## The request
The listing below should be written out exactly; please include all of it.

== Material

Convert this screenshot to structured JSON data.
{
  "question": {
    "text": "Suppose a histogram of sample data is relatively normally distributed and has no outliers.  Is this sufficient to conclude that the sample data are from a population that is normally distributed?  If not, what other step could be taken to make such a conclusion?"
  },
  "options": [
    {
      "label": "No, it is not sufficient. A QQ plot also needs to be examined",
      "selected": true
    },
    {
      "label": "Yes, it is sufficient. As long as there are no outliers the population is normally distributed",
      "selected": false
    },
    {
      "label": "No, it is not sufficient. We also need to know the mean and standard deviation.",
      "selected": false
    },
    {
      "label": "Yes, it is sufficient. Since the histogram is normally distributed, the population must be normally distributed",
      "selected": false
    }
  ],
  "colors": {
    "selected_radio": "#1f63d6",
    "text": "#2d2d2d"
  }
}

====

## Result for this exercise
Convert this screenshot to structured JSON data.
{
  "question": {
    "text": "Suppose a histogram of sample data is relatively normally distributed and has no outliers.  Is this sufficient to conclude that the sample data are from a population that is normally distributed?  If not, what other step could be taken to make such a conclusion?"
  },
  "options": [
    {
      "label": "No, it is not sufficient. A QQ plot also needs to be examined",
      "selected": true
    },
    {
      "label": "Yes, it is sufficient. As long as there are no outliers the population is normally distributed",
      "selected": false
    },
    {
      "label": "No, it is not sufficient. We also need to know the mean and standard deviation.",
      "selected": false
    },
    {
      "label": "Yes, it is sufficient. Since the histogram is normally distributed, the population must be normally distributed",
      "selected": false
    }
  ],
  "colors": {
    "selected_radio": "#1f63d6",
    "text": "#2d2d2d"
  }
}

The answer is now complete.